■ Directive
Copy the items below line for line, leaving out the pictures.

■ Supplied material
________________________
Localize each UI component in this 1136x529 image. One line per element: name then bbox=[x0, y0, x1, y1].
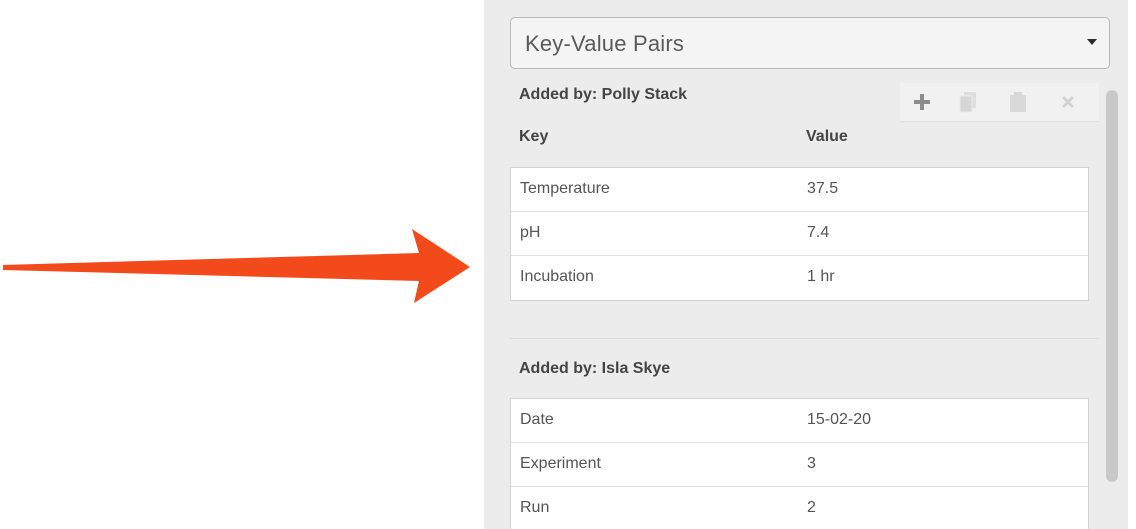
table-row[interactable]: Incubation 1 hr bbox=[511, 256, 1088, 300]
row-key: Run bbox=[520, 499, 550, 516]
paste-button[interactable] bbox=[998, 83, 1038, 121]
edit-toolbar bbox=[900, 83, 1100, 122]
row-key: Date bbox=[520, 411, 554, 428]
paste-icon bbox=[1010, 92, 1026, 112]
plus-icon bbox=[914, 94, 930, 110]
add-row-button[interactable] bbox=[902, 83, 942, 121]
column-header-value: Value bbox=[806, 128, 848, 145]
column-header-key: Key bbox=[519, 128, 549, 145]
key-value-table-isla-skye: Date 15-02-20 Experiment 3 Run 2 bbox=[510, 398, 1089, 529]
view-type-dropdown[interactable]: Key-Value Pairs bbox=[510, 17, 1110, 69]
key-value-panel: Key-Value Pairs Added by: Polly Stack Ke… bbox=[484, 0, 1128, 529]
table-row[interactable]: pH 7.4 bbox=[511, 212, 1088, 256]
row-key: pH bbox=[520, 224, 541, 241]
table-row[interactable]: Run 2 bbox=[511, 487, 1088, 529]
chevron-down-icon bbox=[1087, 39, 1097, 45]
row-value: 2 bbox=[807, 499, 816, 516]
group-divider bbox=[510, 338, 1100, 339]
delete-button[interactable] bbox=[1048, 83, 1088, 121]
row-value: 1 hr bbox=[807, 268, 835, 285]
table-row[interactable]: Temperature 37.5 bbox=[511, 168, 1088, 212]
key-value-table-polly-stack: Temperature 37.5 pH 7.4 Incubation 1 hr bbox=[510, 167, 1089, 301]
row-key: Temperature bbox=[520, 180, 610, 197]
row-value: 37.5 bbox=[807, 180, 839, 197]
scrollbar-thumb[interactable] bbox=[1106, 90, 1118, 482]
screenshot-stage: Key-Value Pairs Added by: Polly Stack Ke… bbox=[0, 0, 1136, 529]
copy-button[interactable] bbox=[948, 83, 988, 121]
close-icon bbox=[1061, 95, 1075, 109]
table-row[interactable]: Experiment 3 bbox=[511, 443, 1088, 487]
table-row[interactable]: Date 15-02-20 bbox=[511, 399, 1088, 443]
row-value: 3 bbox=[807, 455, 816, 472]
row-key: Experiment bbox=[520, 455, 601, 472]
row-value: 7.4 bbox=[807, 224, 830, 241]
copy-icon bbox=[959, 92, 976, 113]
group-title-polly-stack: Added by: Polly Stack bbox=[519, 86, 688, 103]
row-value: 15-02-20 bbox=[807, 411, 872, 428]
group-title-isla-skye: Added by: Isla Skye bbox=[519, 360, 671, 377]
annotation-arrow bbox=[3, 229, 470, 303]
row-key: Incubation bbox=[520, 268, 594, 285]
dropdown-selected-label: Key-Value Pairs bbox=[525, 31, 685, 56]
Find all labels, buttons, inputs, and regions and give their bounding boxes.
________________________
■ Written answer
Localize each UI component in this 1136x529 image. One line per element: name then bbox=[x0, y0, x1, y1].
table-row[interactable]: Incubation 1 hr bbox=[511, 256, 1088, 300]
row-key: Run bbox=[520, 499, 550, 516]
paste-button[interactable] bbox=[998, 83, 1038, 121]
edit-toolbar bbox=[900, 83, 1100, 122]
row-key: Date bbox=[520, 411, 554, 428]
paste-icon bbox=[1010, 92, 1026, 112]
plus-icon bbox=[914, 94, 930, 110]
add-row-button[interactable] bbox=[902, 83, 942, 121]
column-header-value: Value bbox=[806, 128, 848, 145]
column-header-key: Key bbox=[519, 128, 549, 145]
key-value-table-isla-skye: Date 15-02-20 Experiment 3 Run 2 bbox=[510, 398, 1089, 529]
view-type-dropdown[interactable]: Key-Value Pairs bbox=[510, 17, 1110, 69]
key-value-panel: Key-Value Pairs Added by: Polly Stack Ke… bbox=[484, 0, 1128, 529]
table-row[interactable]: pH 7.4 bbox=[511, 212, 1088, 256]
row-key: pH bbox=[520, 224, 541, 241]
table-row[interactable]: Run 2 bbox=[511, 487, 1088, 529]
chevron-down-icon bbox=[1087, 39, 1097, 45]
row-value: 2 bbox=[807, 499, 816, 516]
group-divider bbox=[510, 338, 1100, 339]
delete-button[interactable] bbox=[1048, 83, 1088, 121]
row-value: 1 hr bbox=[807, 268, 835, 285]
table-row[interactable]: Temperature 37.5 bbox=[511, 168, 1088, 212]
key-value-table-polly-stack: Temperature 37.5 pH 7.4 Incubation 1 hr bbox=[510, 167, 1089, 301]
row-key: Temperature bbox=[520, 180, 610, 197]
row-value: 37.5 bbox=[807, 180, 839, 197]
scrollbar-thumb[interactable] bbox=[1106, 90, 1118, 482]
screenshot-stage: Key-Value Pairs Added by: Polly Stack Ke… bbox=[0, 0, 1136, 529]
copy-button[interactable] bbox=[948, 83, 988, 121]
close-icon bbox=[1061, 95, 1075, 109]
table-row[interactable]: Experiment 3 bbox=[511, 443, 1088, 487]
table-row[interactable]: Date 15-02-20 bbox=[511, 399, 1088, 443]
row-value: 3 bbox=[807, 455, 816, 472]
row-key: Experiment bbox=[520, 455, 601, 472]
row-value: 7.4 bbox=[807, 224, 830, 241]
copy-icon bbox=[959, 92, 976, 113]
group-title-polly-stack: Added by: Polly Stack bbox=[519, 86, 688, 103]
row-value: 15-02-20 bbox=[807, 411, 872, 428]
group-title-isla-skye: Added by: Isla Skye bbox=[519, 360, 671, 377]
annotation-arrow bbox=[3, 229, 470, 303]
row-key: Incubation bbox=[520, 268, 594, 285]
dropdown-selected-label: Key-Value Pairs bbox=[525, 31, 685, 56]
Find all labels, buttons, inputs, and regions and give their bounding boxes.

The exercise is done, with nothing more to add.